SUPPLIED MATERIAL:

::::::::::

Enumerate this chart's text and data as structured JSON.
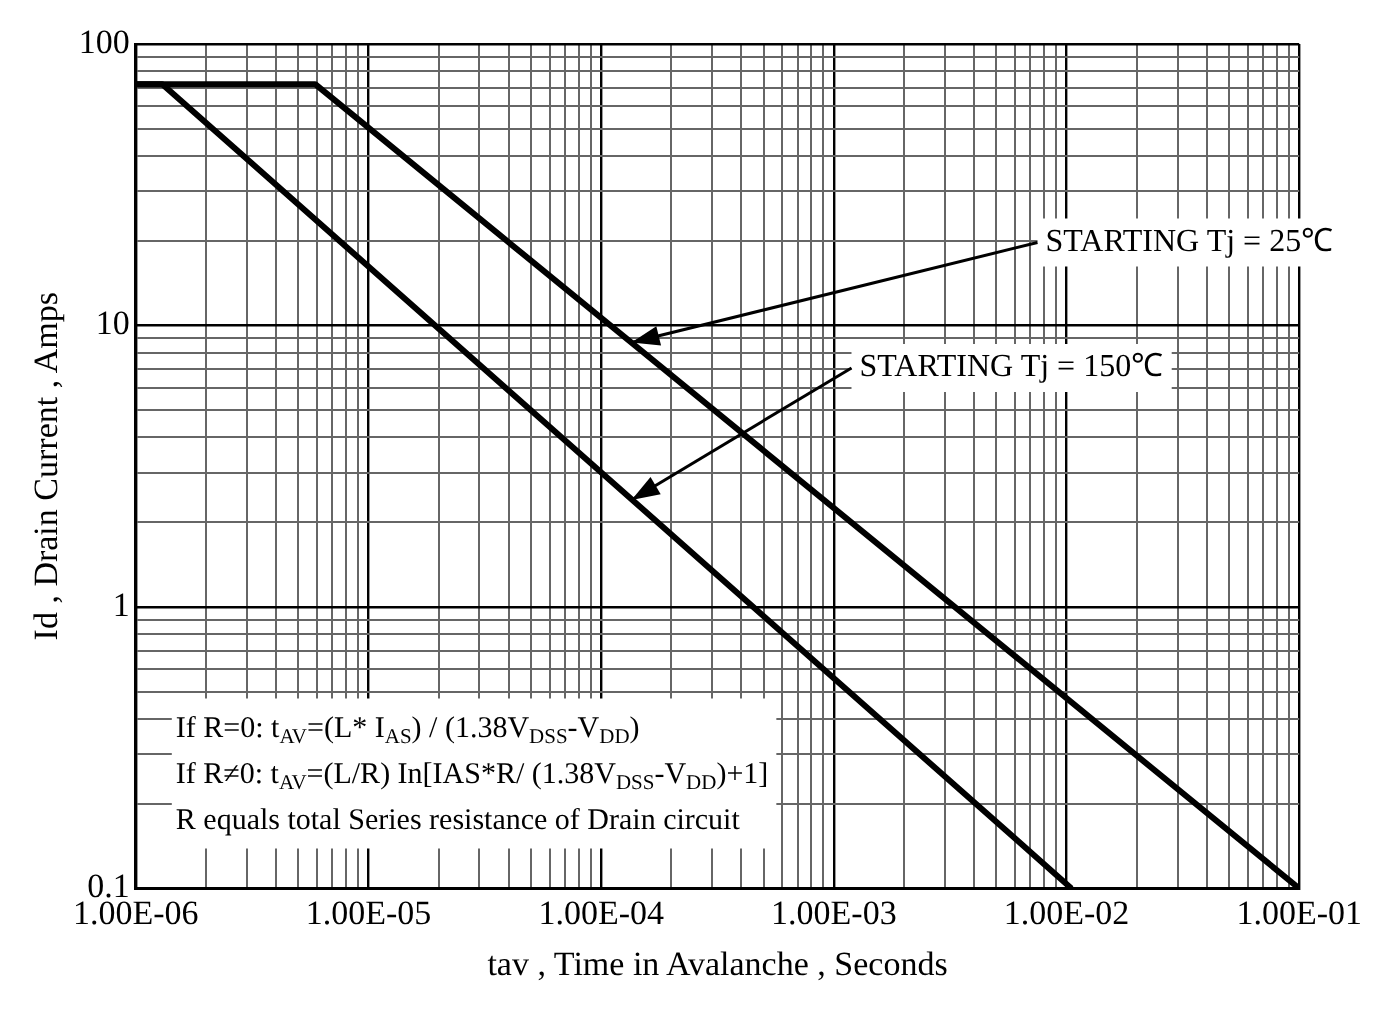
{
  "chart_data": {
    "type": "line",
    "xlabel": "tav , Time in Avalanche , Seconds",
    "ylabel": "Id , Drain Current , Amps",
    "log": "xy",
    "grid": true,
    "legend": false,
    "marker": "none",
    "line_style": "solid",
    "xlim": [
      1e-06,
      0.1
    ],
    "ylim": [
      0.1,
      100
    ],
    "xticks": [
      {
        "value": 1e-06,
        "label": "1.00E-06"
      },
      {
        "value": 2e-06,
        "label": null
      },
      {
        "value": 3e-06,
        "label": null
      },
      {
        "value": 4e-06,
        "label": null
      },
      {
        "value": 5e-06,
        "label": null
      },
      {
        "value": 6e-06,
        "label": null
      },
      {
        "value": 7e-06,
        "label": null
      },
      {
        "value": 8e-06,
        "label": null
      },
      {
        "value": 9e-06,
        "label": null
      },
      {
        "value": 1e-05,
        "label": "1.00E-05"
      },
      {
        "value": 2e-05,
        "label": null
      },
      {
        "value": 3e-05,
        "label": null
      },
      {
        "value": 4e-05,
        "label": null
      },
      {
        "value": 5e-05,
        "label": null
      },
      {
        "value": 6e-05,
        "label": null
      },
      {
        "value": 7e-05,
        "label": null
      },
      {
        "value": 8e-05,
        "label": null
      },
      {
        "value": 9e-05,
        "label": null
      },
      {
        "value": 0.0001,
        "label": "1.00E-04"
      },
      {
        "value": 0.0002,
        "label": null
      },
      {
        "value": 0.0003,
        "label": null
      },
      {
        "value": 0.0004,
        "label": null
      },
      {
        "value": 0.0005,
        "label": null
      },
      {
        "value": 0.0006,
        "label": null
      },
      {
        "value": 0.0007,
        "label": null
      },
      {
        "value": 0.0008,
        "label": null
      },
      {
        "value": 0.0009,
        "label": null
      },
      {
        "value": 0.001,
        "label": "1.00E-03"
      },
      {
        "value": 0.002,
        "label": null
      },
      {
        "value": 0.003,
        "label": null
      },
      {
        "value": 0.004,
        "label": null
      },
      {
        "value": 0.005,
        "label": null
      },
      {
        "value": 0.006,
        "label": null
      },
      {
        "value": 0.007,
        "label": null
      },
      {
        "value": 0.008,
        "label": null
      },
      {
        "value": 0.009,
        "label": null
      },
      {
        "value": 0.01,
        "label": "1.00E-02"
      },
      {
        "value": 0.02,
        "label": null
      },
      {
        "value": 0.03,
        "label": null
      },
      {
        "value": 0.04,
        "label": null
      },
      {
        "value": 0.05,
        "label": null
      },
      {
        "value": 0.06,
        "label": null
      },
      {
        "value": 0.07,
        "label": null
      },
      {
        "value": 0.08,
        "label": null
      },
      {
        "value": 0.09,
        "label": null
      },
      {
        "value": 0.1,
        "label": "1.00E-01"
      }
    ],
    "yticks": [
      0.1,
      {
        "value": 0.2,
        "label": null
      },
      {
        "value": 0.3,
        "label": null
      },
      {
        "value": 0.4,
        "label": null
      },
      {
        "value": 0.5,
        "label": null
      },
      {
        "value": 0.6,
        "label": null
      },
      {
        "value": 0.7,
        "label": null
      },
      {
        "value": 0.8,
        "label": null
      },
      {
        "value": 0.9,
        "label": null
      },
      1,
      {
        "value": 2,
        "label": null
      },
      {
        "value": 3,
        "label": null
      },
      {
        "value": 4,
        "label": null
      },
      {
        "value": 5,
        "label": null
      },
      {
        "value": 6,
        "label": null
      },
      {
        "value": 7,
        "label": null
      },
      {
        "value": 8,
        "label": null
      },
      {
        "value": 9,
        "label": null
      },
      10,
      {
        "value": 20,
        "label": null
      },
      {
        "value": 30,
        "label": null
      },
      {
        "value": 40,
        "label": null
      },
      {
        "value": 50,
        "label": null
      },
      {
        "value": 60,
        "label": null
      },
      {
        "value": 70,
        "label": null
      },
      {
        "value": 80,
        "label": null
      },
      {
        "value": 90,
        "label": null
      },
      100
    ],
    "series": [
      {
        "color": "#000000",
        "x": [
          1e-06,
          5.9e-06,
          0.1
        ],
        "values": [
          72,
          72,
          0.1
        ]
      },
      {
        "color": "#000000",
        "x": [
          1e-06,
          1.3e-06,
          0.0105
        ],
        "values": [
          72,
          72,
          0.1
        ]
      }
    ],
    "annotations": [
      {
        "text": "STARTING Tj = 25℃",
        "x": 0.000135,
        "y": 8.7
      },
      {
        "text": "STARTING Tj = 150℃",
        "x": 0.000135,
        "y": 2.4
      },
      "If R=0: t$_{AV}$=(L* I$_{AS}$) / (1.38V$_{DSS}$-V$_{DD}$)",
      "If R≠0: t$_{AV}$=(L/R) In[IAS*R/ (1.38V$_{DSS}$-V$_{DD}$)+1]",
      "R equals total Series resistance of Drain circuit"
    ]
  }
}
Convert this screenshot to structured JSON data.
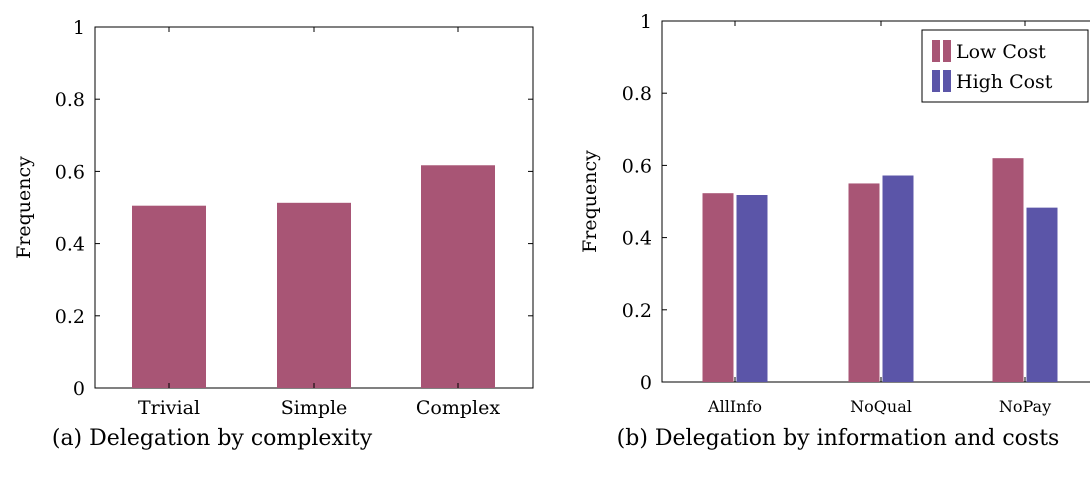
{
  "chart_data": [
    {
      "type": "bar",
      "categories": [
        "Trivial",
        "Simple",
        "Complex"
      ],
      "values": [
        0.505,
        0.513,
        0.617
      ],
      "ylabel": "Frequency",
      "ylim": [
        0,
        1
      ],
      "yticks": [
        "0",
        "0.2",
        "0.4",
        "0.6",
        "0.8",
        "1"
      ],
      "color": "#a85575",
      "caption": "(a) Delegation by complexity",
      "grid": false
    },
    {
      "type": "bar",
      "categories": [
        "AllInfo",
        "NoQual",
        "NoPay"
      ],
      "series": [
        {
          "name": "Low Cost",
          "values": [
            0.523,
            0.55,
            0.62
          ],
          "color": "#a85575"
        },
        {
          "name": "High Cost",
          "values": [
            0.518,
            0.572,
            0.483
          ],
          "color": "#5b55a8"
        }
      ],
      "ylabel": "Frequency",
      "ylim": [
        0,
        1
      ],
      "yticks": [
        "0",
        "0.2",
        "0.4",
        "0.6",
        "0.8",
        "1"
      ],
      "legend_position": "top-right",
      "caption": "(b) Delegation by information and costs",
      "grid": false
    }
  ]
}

::::::::::

Look through the records and count each line that holds "color". Write only the total.

RESULT FOR THIS EXERCISE: 5